» **QUOTED TEXT**
+-------+

April 27, 2025 by St. Augustine's Parish

Mass readings for the 2nd Sunday of Easter (Divine Mercy):
Acts 5.12-16 Psalm 118.2-4, 22-27a Revelation 1.9-11a, 12-13, 17-19 John 20.19-31

Today we hear the familiar story of doubting Thomas. Perhaps, an overfamiliar story. I’ve spoken of the inclination to cast ourselves in the great story, ask ourselves, “who would I be, were I there?” I wonder if anyone here would see themselves as the famous doubter. Probably not. Indeed, I don’t think anyone claiming the name “Catholic” would. Yet, there are so many who make that claim of religious identity, check the “Catholic” box on census forms, who never darken the door of a church from one year to the next, save for weddings, funerals, baptism, first communions – things connected with duty to family. They don’t even do the Christmas and Easter thing anymore. And yet, I don’t think we can say those non-attending Catholics have moved into the camp of atheism or agnosticism or that of the growing category of religious affiliation of “none.”

Ironically, these “cradle catholics” are staying away, as we are seeing a surge in young adults coming into the Church on a global scale. Both the United Kingdom and France, witnessed records in baptisms this Easter and in attendance. In England, Catholic numbers in pews eclipsed the state church, the Church of England; in France, home of secularism, thousands came to the font. Africa, despite horrific levels of murderous persecution – there was another massacre in Nigeria on Palm Sunday; 54 Christians murdered – despite such ongoing persecution, the African Church continues to grow. While it’s hard to get accurate numbers from China, for all the efforts of the communist government, the Catholic population keeps getting bigger.

And yet, we have this stubborn demographic in the West, in Canada, the States, France and Germany, of Catholics in their 30s and older, who will not come to worship yet strangely maintain they are nonetheless “Catholic.”

Well, in the great drama of Christian salvation history, I think we’ve found today’s Thomas – there are so many of our brothers and sisters in Christ who are filled with doubt. They doubt; not that Jesus Christ is the Son of God, but doubt that the body of Christ, that palpable, tangible manifestation of Christ in the world is here, in their parish, in the Catholic Church. Indeed, anywhere.

Think on it: who in their right mind would believe that God is actually present, and willing to share of himself with us, who would then stay away for years at a time?

Like Thomas in the story, the sight of the risen Lord is not enough. They need to touch the body, to test its physicality, to know if it’s really him, or indeed, it’s just a ghost of our Lord – a mere memory, and a faded one at that, that is commemorated here.

The great Catholic writer, Flannery O’Connor, observed we do live in a Christ-haunted landscape, and that is how he is encountered by the vast majority of people, Catholic or otherwise. That is, it’s either an intellectual thing: Jesus’s teachings, or his very historical reality argued over by experts – it’s dry stuff in the end, arguing the merits of the evidence, or the relevance of his teaching today. There’s also the emotional experience, had in exuberant praise services offered by non-Catholic Christian communities, that either avoid offering Christ’s teaching with any specificity so as to not scare anyone off, or paradoxically offer a highly rigoristic version of the faith, a kind of semi-Calvinism, these attract some Catholics for a time. But in these experiences, there is more an absence than a presence, they come to realize that too often the elation is a product more of the longing after God than in the experience of him; exhausted by the effort, you might say they experience a “runner’s high” having covered some emotional distance, collapsing from the effort but still earthbound. In the end it’s unsatisfying, unconvincing.

+-------+

» **Entries taken from a collection**
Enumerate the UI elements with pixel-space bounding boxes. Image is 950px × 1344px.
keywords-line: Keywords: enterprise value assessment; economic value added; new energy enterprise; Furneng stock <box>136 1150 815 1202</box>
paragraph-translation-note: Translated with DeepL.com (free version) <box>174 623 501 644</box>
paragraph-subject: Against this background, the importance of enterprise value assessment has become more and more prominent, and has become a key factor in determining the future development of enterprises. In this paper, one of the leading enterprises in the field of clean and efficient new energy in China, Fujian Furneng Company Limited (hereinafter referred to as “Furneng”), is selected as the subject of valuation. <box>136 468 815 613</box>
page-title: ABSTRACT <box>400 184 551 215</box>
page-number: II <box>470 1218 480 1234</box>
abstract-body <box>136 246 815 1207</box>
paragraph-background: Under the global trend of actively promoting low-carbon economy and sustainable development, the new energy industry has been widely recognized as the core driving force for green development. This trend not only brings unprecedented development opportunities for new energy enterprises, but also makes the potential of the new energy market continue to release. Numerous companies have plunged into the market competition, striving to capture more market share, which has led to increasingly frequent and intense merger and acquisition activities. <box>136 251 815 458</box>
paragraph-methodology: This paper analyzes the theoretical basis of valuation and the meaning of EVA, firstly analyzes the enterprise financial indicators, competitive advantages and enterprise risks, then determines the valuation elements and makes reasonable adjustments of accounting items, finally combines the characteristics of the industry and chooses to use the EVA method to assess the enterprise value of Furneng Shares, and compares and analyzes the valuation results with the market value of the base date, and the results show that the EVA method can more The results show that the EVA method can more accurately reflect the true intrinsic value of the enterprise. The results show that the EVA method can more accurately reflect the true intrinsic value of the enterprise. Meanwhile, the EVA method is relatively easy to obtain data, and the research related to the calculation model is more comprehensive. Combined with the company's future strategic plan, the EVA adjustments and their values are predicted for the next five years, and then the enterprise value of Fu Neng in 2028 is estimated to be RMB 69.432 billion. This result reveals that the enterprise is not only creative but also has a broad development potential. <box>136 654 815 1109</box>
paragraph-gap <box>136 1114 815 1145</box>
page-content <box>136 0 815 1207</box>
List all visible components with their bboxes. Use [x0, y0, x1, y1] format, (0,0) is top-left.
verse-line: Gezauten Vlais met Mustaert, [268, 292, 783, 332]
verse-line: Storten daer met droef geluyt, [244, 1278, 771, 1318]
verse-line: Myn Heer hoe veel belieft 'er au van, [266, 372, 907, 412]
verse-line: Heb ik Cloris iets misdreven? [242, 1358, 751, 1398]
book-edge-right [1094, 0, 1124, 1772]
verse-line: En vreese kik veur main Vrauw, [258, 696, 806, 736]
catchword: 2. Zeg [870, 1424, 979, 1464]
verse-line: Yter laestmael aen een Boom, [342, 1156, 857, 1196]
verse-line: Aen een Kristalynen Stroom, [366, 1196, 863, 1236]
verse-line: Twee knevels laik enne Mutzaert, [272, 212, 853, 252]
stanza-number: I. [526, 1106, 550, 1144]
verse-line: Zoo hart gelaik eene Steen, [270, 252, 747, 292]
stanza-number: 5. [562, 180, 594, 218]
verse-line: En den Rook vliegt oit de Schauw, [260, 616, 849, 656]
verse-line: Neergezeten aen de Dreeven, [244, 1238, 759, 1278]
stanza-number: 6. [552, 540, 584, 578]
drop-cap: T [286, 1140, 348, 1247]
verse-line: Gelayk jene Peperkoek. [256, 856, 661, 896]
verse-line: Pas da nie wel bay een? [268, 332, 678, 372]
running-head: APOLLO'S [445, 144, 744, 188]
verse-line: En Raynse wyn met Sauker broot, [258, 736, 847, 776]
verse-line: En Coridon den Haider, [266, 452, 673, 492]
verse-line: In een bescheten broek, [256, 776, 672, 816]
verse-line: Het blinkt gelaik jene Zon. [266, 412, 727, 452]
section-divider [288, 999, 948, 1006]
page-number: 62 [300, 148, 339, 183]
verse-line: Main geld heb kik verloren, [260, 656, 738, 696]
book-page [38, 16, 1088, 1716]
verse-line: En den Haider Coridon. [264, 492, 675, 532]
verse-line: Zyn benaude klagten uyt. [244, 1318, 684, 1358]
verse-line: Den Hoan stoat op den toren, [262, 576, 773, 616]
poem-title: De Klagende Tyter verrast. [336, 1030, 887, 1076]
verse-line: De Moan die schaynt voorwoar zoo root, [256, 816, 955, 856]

+-------+

» **DIRECTIONS**
A – Quote the homily word for word, starting with "And yet, we" and going on through "Church. Indeed, anywhere.".
B – Print the entries exactly, starting with their first line and going on through the line with "paragraph-background: Under the", including both.

» **RESULTS OF THE TASKS**
A –
And yet, we have this stubborn demographic in the West, in Canada, the States, France and Germany, of Catholics in their 30s and older, who will not come to worship yet strangely maintain they are nonetheless “Catholic.”

Well, in the great drama of Christian salvation history, I think we’ve found today’s Thomas – there are so many of our brothers and sisters in Christ who are filled with doubt. They doubt; not that Jesus Christ is the Son of God, but doubt that the body of Christ, that palpable, tangible manifestation of Christ in the world is here, in their parish, in the Catholic Church. Indeed, anywhere.

B –
Enumerate the UI elements with pixel-space bounding boxes. Image is 950px × 1344px.
keywords-line: Keywords: enterprise value assessment; economic value added; new energy enterprise; Furneng stock <box>136 1150 815 1202</box>
paragraph-translation-note: Translated with DeepL.com (free version) <box>174 623 501 644</box>
paragraph-subject: Against this background, the importance of enterprise value assessment has become more and more prominent, and has become a key factor in determining the future development of enterprises. In this paper, one of the leading enterprises in the field of clean and efficient new energy in China, Fujian Furneng Company Limited (hereinafter referred to as “Furneng”), is selected as the subject of valuation. <box>136 468 815 613</box>
page-title: ABSTRACT <box>400 184 551 215</box>
page-number: II <box>470 1218 480 1234</box>
abstract-body <box>136 246 815 1207</box>
paragraph-background: Under the global trend of actively promoting low-carbon economy and sustainable development, the new energy industry has been widely recognized as the core driving force for green development. This trend not only brings unprecedented development opportunities for new energy enterprises, but also makes the potential of the new energy market continue to release. Numerous companies have plunged into the market competition, striving to capture more market share, which has led to increasingly frequent and intense merger and acquisition activities. <box>136 251 815 458</box>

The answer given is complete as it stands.